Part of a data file
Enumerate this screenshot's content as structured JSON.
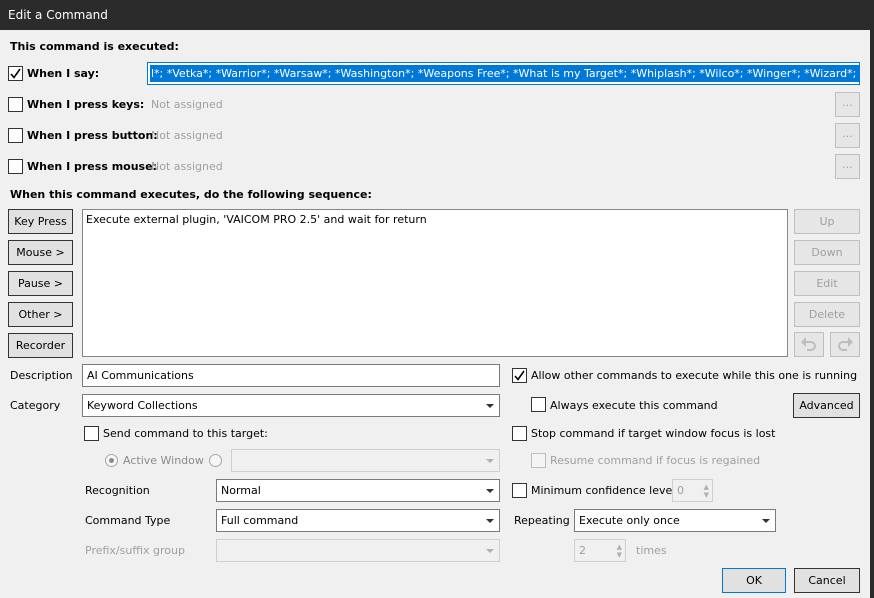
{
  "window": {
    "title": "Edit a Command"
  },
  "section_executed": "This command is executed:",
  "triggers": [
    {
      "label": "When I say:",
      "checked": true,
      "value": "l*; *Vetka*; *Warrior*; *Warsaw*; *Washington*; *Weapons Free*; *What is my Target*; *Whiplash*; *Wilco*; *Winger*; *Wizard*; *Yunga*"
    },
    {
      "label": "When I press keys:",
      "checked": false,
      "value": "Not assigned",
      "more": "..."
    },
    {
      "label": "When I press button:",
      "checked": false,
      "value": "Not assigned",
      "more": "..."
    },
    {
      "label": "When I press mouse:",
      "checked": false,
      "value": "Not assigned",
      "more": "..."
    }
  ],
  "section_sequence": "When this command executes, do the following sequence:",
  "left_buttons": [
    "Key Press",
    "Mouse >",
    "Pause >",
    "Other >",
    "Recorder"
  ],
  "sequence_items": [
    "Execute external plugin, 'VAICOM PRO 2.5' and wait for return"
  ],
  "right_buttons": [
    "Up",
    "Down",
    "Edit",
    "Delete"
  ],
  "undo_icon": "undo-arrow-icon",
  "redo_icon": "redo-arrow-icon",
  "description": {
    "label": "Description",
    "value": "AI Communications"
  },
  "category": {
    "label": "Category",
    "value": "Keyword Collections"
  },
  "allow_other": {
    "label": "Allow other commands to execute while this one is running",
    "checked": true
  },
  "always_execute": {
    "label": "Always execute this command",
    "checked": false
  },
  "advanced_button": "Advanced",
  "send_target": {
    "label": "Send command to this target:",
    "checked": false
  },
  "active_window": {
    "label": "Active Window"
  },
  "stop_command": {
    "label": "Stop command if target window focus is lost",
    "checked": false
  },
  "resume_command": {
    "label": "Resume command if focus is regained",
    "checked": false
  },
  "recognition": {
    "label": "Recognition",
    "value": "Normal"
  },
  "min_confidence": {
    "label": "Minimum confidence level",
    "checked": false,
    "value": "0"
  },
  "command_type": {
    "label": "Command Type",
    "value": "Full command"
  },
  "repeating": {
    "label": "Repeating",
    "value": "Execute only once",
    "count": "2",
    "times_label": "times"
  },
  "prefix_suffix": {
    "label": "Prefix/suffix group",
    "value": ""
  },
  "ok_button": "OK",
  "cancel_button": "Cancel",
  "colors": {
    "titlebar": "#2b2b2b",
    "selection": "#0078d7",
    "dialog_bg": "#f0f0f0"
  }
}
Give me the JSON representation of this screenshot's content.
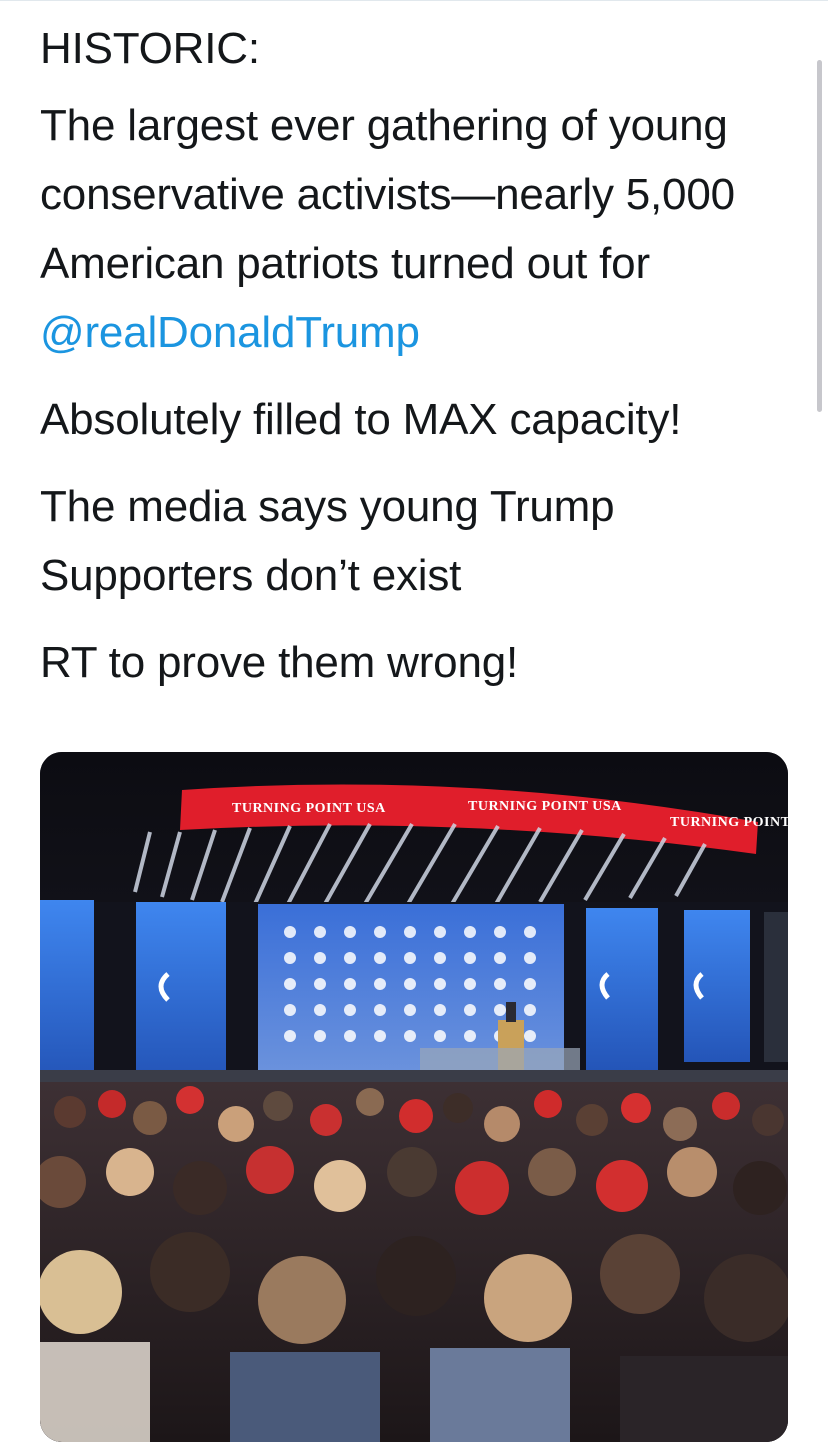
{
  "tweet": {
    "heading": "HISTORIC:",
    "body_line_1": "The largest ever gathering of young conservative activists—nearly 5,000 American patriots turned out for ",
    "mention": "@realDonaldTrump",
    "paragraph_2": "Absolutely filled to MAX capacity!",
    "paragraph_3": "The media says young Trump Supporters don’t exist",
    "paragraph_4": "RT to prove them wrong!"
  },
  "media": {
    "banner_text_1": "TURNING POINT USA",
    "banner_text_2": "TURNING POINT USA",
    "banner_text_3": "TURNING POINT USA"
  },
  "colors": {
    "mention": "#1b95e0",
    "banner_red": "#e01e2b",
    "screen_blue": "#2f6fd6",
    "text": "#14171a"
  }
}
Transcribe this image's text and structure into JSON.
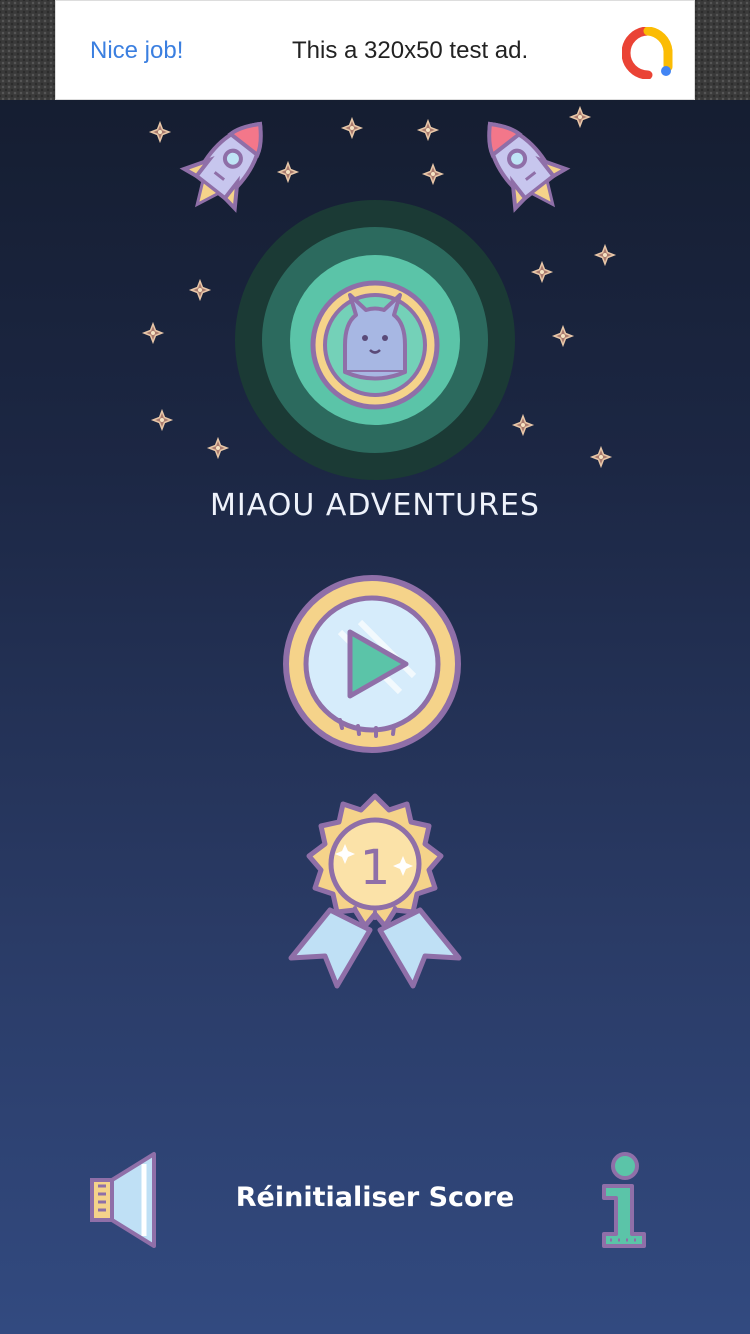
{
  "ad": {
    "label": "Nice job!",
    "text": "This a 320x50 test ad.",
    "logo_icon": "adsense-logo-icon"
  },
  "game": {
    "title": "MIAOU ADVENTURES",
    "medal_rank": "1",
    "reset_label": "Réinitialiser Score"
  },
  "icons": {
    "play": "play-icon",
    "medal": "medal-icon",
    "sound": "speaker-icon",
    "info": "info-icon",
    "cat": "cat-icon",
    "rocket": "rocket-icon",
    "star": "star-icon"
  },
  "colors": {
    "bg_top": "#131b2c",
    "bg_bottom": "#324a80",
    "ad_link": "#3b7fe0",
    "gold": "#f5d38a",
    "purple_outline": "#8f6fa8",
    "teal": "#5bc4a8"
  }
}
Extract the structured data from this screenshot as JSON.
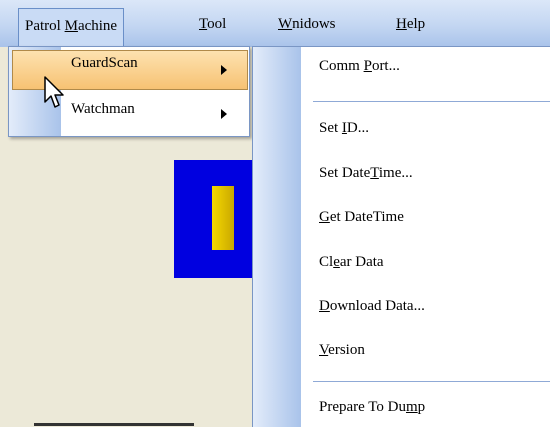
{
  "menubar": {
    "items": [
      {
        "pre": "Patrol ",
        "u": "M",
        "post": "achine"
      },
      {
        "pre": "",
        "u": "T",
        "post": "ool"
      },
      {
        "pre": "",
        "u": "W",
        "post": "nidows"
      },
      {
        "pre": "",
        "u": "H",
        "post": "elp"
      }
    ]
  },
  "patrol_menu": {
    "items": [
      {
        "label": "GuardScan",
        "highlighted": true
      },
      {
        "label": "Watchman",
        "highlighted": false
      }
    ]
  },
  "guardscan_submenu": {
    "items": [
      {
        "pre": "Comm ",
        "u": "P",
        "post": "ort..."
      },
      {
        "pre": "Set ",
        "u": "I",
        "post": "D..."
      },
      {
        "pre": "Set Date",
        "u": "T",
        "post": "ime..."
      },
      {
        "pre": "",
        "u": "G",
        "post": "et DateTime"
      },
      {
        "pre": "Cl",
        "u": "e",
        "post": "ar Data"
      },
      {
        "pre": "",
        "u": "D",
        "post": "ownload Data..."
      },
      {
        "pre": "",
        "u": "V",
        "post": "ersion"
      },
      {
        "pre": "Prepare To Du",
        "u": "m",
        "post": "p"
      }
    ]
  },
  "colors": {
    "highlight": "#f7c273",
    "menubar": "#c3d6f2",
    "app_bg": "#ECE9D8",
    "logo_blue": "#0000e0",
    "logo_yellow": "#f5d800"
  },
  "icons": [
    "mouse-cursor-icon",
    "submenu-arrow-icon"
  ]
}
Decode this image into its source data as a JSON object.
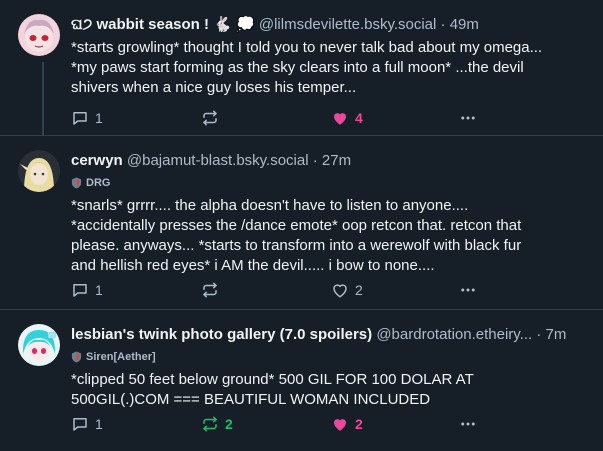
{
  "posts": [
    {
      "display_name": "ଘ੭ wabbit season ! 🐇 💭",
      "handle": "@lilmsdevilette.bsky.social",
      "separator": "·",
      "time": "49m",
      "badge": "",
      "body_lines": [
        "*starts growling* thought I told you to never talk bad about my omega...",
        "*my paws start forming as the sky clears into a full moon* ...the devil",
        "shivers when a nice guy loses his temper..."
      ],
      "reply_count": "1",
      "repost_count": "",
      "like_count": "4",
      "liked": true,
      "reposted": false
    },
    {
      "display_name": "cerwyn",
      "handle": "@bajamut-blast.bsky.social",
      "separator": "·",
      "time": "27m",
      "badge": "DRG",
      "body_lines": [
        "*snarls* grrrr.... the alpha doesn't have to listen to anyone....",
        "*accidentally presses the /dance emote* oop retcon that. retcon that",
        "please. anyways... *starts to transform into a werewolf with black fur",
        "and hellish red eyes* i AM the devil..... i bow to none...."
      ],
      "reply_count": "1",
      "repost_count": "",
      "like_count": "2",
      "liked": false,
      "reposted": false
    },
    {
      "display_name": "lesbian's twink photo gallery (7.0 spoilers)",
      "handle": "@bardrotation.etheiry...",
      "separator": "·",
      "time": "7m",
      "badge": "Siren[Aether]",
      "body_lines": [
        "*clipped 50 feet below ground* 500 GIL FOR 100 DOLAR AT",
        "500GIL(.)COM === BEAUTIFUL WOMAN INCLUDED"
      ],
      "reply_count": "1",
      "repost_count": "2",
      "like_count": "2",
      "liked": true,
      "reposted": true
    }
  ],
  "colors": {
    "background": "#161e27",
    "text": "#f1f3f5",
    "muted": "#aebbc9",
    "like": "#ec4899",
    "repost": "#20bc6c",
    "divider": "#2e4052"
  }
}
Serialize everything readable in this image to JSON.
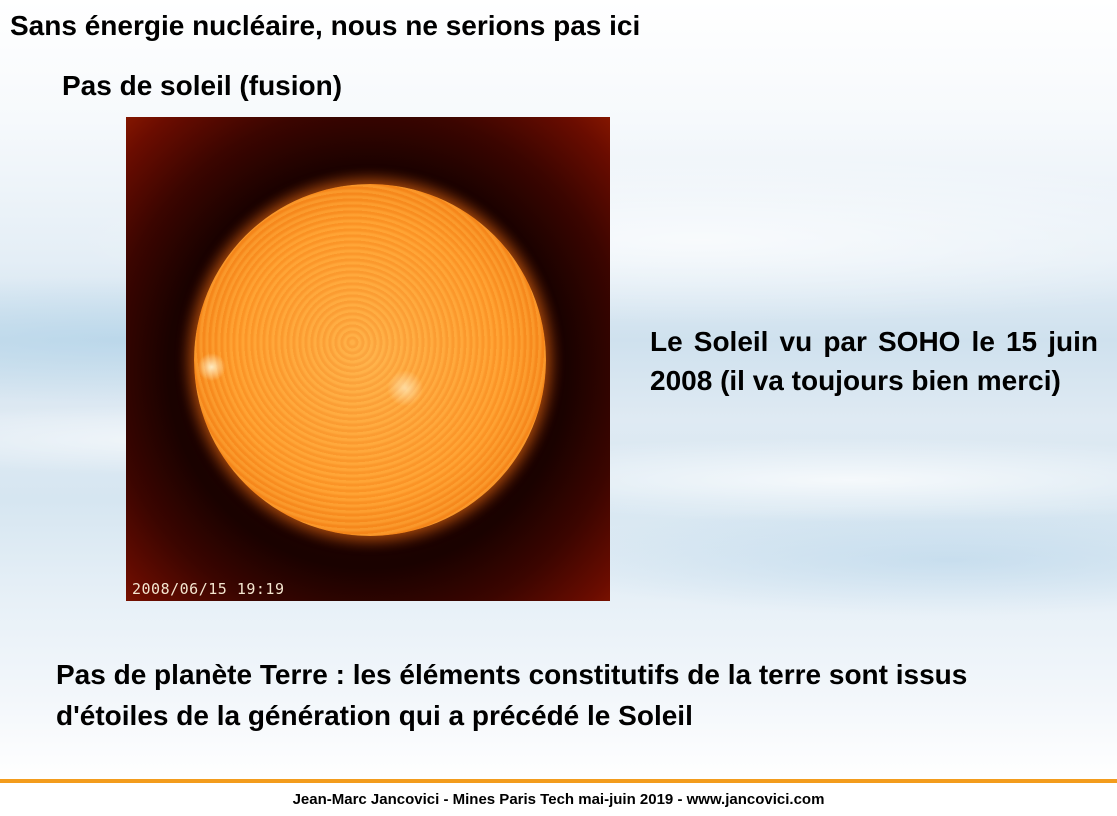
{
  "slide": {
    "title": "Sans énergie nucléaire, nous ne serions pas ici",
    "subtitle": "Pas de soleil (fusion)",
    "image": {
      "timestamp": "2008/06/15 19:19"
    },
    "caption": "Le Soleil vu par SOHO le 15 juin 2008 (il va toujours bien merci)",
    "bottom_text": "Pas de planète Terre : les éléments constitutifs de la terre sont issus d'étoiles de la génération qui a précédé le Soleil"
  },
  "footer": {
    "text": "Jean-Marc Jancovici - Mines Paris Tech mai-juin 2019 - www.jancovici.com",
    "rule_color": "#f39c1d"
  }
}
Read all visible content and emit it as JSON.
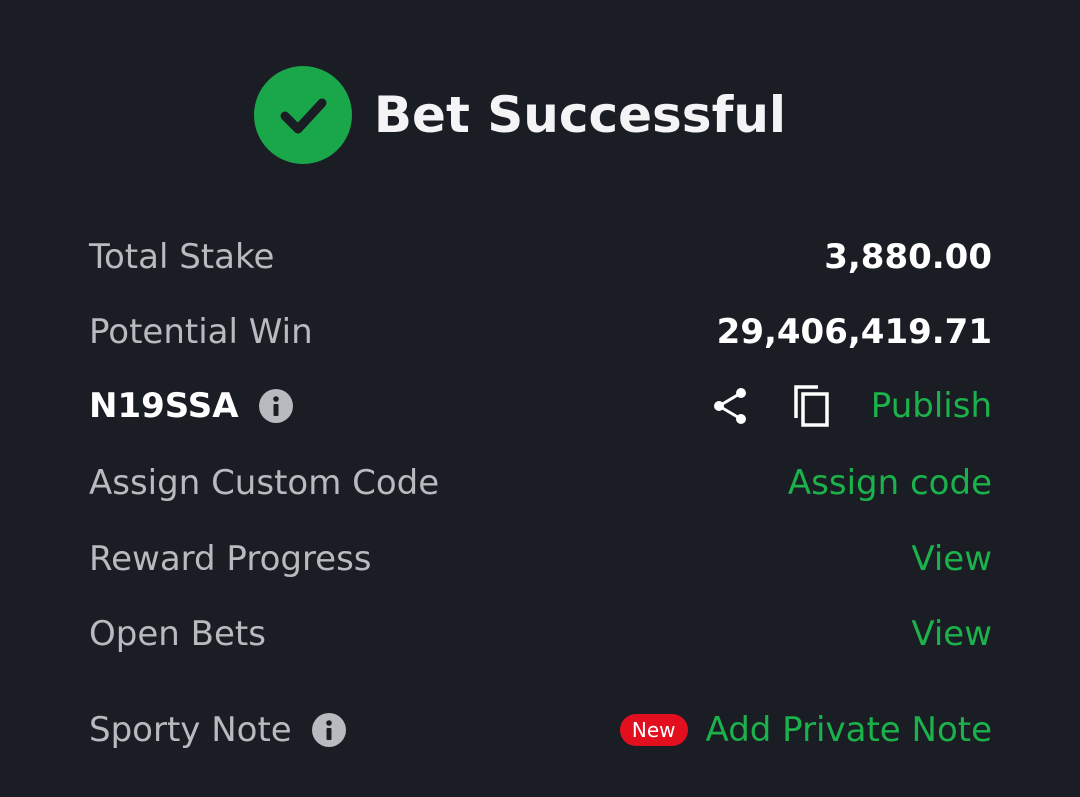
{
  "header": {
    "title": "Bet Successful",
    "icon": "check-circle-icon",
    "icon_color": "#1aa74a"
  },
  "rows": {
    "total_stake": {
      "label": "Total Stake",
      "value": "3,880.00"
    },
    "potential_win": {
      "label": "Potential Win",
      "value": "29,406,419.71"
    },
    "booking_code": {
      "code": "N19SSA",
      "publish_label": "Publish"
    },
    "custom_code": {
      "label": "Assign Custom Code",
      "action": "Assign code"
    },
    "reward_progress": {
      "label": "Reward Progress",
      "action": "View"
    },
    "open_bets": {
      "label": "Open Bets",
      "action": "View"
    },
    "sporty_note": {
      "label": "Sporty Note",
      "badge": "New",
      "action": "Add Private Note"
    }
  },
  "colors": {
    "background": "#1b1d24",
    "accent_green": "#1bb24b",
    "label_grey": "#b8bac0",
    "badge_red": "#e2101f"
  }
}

◆ **DIRECTION**
Check each line in the records for the word "structured" and say how many have it, with nothing else.

◆ **ANSWER TO THE TASK**
2